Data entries
(begin)

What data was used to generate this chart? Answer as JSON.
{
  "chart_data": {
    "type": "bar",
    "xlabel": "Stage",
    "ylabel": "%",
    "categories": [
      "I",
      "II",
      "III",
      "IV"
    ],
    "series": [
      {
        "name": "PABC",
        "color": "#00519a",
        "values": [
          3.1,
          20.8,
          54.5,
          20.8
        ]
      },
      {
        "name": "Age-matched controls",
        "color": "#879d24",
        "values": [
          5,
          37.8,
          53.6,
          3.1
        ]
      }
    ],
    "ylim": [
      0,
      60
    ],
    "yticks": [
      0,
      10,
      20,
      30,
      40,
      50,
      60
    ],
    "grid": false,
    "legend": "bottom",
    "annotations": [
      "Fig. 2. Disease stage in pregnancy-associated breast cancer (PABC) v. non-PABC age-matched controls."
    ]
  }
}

(end)

__What you will do__
Tell how many lines hold the string "controls", giving the number and nothing else.

__Task result__
2